:: Exercise requirements ::
a) In the piece on AI chatbots, explain in one to three sentences why ChatGPT's bias is harder to trace than bias in Google's search code.
b) Write a continuation of the piece on AI chatbots, starting after its last sentence.

:: Source document ::
------------------------------------------------------------
The Times reporters say they’ve fielded “dozens” of similar messages in recent months from people who claim to have unlocked hidden truths with chatbot help – a flashing red light that, for at least some users, AI is no harmless novelty but a delusion-accelerator.
That danger is magnified by a flaw the industry itself has confessed. As Axios reported last month in a piece titled “The Scariest AI Reality,” “the companies building them [genAI models] don’t know exactly why or how they work.”
“Sit with that for a moment,” the piece continues. “The most powerful companies, racing to build the most powerful superhuman intelligence capabilities – ones they readily admit occasionally go rogue to make things up, or even threaten their users – don’t know why their machines do what they do.”
Indeed, in May, OpenAI admitted that an April ChatGPT update made the model “validate doubts, fuel anger, urge impulsive actions or reinforce negative emotions.” In other words, the company was admitting that it’s latest model actively tried to amplify the most dangerous human impulses – and the developers aren’t really sure why.
“Generative AI makes things up. It can’t distinguish between fact and fiction,” Axios warned in another exposé last year, adding that “users expect AI to behave like any traditional computing tool – with consistency and logic – whereas genAI always has an element of unpredictability and randomness.”
Picture an engineer who built a plane but has no idea how to fly it or why it stays airborne. That’s where Silicon Valley finds itself today with genAI.
This opacity sets AI apart from every technology that preceded it. Google’s search code may be biased against conservatives or unfairly suppress certain websites, but at least engineers can point to the lines of code responsible. With ChatGPT, there are no lines of code – just billions of nebulous factors that drift toward whatever keeps the user engaged. The bias isn’t programmed; it evolves with our own clicks.
Once a model senses that a user prefers a certain narrative, it will skew its next response in that direction to keep him or her engaged. Thumbs-up feedback goes back into the chatbot’s reward loop, teaching the machine to lean even harder the next time.
In effect, ChatGPT doesn’t just reflect bias – it amplifies it, reinforcing partisan or conspiratorial views with every exchange. That’s how a mild-mannered accountant winds up chasing simulation theory, and why individuals on the extremes of every issue find the bot such a seductive echo chamber.
------------------------------------------------------------
:: Listed entries ::
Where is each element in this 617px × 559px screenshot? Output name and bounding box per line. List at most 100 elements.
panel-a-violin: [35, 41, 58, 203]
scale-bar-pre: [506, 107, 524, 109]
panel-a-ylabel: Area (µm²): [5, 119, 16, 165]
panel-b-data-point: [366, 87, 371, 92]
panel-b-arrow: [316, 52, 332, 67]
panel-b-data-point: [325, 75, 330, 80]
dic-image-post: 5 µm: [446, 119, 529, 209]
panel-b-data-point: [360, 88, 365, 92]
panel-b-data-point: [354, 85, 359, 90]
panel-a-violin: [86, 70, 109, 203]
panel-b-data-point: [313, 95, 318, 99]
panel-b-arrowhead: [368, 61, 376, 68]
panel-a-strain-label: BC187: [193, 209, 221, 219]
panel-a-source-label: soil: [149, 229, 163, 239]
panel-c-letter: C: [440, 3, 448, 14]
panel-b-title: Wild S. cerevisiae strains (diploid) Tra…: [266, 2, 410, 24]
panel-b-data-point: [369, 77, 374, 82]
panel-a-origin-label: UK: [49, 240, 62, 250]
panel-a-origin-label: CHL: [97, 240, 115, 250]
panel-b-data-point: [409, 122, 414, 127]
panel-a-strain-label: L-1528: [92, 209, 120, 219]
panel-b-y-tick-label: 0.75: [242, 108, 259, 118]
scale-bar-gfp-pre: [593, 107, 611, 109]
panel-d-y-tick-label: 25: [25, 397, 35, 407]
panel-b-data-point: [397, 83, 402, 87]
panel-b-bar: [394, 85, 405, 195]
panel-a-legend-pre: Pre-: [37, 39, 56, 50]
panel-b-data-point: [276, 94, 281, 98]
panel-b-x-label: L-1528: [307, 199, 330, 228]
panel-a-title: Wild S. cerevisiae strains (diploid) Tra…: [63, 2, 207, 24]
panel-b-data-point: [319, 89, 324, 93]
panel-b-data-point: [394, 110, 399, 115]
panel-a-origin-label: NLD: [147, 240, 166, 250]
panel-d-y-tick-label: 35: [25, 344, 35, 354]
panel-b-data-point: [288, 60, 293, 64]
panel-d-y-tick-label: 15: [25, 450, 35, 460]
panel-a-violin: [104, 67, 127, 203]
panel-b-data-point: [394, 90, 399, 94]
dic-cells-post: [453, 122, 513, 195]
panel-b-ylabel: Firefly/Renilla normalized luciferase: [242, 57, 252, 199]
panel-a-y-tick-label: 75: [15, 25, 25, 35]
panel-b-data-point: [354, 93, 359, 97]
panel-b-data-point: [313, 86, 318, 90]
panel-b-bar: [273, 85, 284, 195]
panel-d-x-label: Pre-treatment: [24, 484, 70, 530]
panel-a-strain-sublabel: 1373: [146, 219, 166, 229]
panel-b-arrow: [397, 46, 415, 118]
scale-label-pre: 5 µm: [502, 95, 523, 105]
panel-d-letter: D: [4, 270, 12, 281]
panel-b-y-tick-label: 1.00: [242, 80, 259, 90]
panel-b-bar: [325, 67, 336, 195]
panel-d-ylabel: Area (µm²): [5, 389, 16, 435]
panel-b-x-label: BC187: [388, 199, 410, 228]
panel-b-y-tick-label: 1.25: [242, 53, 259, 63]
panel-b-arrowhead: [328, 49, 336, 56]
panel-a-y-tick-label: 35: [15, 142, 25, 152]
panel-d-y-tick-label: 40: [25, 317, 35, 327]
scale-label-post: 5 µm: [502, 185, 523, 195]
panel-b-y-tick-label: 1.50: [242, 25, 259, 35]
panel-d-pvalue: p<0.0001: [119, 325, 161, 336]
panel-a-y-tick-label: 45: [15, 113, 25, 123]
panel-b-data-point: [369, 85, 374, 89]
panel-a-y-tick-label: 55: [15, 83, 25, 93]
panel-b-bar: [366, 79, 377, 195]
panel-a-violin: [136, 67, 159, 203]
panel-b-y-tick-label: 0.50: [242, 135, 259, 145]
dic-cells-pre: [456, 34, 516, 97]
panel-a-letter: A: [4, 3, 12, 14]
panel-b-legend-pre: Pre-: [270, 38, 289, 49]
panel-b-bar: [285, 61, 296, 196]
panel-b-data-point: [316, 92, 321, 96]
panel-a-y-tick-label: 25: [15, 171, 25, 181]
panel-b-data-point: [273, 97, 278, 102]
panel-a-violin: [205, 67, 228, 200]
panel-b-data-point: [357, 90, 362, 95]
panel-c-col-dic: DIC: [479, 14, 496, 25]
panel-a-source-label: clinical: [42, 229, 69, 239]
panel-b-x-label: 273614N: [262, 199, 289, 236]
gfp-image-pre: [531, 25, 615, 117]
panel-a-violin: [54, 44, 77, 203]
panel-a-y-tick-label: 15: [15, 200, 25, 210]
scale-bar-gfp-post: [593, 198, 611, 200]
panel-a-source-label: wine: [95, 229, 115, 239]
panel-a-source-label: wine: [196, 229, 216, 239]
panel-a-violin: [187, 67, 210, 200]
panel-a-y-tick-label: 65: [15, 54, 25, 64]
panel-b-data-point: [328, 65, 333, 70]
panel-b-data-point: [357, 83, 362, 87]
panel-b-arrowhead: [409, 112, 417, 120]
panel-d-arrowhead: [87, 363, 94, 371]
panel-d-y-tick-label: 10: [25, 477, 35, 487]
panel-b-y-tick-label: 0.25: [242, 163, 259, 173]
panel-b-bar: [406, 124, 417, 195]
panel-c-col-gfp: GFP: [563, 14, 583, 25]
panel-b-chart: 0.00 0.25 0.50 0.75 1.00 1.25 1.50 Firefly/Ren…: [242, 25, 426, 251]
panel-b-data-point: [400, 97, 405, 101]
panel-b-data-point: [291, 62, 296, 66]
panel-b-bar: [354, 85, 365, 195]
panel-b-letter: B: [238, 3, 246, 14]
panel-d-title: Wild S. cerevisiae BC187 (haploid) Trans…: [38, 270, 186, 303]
------------------------------------------------------------
:: Answer list ::
a) Engineers can point to the lines of code responsible for bias in Google's search, but ChatGPT has no such lines, only billions of nebulous factors that drift toward whatever keeps the user engaged. Its bias isn't programmed; it evolves with users' own clicks.

b)
That loop also helps explain why Torres obeyed reckless instructions, and why students, writers, and activists alike now treat ChatGPT as an oracle. When the bot flatters your preconceived notions – accurate or not – in flawless prose, it feels authoritative. The ChatGPT update that OpenAI had to roll back merely amplified a tendency baked in from day one.
Proponents insist these glitches will be patched. But the very people making that promise concede they can neither interpret nor fully control the black box they’ve unleashed. We are building a civilization-scale opinion machine whose first instinct is to agree, whose second instinct is to invent evidence, and whose inner workings are largely unknown even to its creators.
Yes, AI can draft emails and suggest dinner recipes. So can a thousand other apps. The real question is whether we’re willing to crown a mystery engine as the arbiter of knowledge. If the Torres episode teaches us anything, it’s that some users will follow the machine off a cliff because its answers arrive with silky certainty.
The darkest emerging reality of artificial intelligence may not be that it will eliminate jobs or write the next Hollywood blockbuster. Rather, it may be that we’ve built an endless mirror that flatters our biases. Before we accept this technology as a doctor, lawyer, or self-help guru, we must confront an uncomfortable truth: a tool that can’t distinguish fact from fiction cannot be trusted to tell us what we need to hear.